(Figure record listings)
*-*-*

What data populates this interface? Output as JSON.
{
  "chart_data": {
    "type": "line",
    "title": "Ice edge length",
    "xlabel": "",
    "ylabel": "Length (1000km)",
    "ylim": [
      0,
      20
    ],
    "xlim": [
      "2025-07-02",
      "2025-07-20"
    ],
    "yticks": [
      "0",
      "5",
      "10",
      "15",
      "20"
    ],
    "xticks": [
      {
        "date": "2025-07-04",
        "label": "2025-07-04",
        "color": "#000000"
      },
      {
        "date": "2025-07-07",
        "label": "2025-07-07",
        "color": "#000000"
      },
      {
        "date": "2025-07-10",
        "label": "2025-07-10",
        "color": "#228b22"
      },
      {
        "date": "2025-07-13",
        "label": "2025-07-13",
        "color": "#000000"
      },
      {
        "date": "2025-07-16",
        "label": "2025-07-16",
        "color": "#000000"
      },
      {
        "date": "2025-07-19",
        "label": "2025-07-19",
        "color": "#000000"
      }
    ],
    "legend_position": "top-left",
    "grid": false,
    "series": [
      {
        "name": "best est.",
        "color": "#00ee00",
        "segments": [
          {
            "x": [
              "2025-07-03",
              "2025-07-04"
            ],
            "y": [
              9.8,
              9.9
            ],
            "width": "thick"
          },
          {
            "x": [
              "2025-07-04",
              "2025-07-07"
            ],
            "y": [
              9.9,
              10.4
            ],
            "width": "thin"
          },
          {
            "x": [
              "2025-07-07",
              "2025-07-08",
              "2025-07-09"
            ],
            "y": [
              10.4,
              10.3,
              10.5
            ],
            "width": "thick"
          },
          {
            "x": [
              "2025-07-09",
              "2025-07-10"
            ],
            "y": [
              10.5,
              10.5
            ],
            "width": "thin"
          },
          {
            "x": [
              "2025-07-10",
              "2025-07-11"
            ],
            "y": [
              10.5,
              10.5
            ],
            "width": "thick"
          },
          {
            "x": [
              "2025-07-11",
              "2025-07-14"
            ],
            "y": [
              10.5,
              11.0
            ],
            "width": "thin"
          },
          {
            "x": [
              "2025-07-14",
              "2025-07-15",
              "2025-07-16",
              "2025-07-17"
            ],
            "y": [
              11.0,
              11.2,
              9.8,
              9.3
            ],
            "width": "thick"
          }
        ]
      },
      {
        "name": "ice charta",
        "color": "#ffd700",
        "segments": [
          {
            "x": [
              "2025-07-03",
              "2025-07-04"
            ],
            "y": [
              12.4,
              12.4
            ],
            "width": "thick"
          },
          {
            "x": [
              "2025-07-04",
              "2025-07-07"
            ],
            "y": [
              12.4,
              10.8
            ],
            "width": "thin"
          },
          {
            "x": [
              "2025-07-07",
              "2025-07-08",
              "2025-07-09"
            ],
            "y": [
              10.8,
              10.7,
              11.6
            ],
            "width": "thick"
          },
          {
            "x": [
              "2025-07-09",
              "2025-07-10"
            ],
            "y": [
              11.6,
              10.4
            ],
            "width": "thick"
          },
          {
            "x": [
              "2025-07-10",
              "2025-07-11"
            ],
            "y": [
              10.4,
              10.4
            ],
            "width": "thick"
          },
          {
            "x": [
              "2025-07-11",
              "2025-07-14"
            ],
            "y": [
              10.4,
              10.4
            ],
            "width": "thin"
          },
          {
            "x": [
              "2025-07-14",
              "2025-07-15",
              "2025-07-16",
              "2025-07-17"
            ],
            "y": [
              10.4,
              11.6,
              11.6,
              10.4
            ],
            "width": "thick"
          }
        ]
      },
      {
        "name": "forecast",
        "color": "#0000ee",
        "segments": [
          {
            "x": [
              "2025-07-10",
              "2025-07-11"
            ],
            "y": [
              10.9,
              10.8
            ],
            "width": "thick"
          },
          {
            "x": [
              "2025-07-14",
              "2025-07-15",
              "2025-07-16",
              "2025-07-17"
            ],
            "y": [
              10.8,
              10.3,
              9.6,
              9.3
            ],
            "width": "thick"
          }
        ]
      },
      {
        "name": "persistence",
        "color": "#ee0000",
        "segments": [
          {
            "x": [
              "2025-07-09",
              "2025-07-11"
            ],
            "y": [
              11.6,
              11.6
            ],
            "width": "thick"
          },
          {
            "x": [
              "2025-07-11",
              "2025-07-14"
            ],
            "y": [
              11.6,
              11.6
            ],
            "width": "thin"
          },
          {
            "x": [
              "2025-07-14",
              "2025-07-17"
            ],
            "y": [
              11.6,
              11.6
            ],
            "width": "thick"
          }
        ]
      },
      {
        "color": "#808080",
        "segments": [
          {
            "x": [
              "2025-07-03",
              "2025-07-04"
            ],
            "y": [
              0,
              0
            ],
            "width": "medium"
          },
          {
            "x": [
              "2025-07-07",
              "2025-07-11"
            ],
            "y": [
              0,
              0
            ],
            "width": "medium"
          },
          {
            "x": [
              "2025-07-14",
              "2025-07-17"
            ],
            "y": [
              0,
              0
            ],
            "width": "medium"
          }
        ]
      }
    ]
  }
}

*-*-*

## WHAT YOU HAVE TO DO
Identify each line of the material where the word "date" shows up, and copy it.

## ANSWER IN FULL
        "date": "2025-07-04",
        "date": "2025-07-07",
        "date": "2025-07-10",
        "date": "2025-07-13",
        "date": "2025-07-16",
        "date": "2025-07-19",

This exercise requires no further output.